start MATERIAL FOR THE TASK
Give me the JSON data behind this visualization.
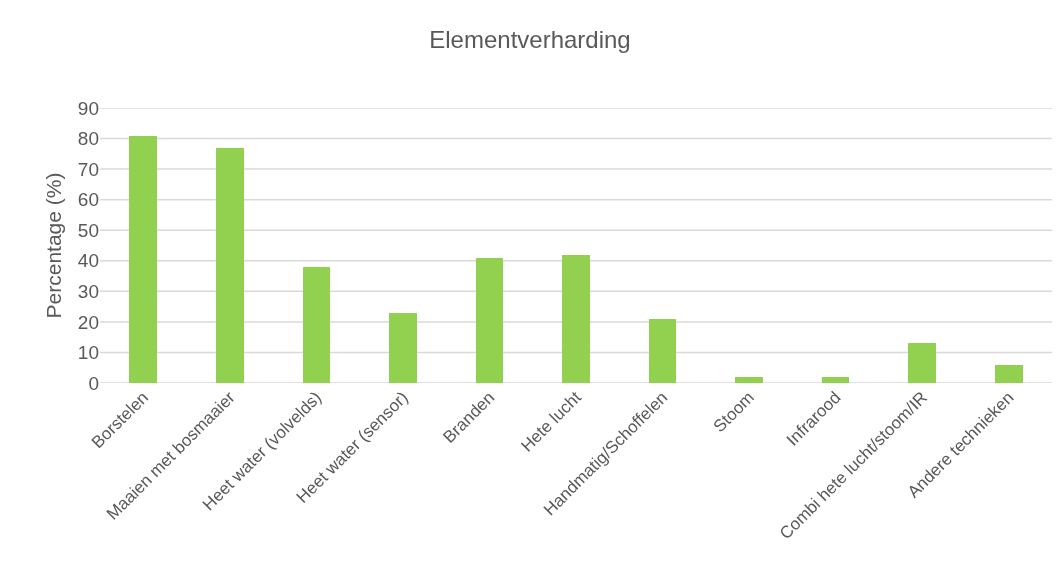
{
  "chart_data": {
    "type": "bar",
    "title": "Elementverharding",
    "ylabel": "Percentage (%)",
    "categories": [
      "Borstelen",
      "Maaien met bosmaaier",
      "Heet water (volvelds)",
      "Heet water (sensor)",
      "Branden",
      "Hete lucht",
      "Handmatig/Schoffelen",
      "Stoom",
      "Infrarood",
      "Combi hete lucht/stoom/IR",
      "Andere technieken"
    ],
    "values": [
      81,
      77,
      38,
      23,
      41,
      42,
      21,
      2,
      2,
      13,
      6
    ],
    "color": "#92d050",
    "ylim": [
      0,
      90
    ],
    "yticks": [
      0,
      10,
      20,
      30,
      40,
      50,
      60,
      70,
      80,
      90
    ],
    "grid": "y"
  }
}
end MATERIAL FOR THE TASK
WORK INSTRUCTIONS: Work through the records above line by line and count those that hold the string "Heet". Give only the result.

FINISHED TASK: 2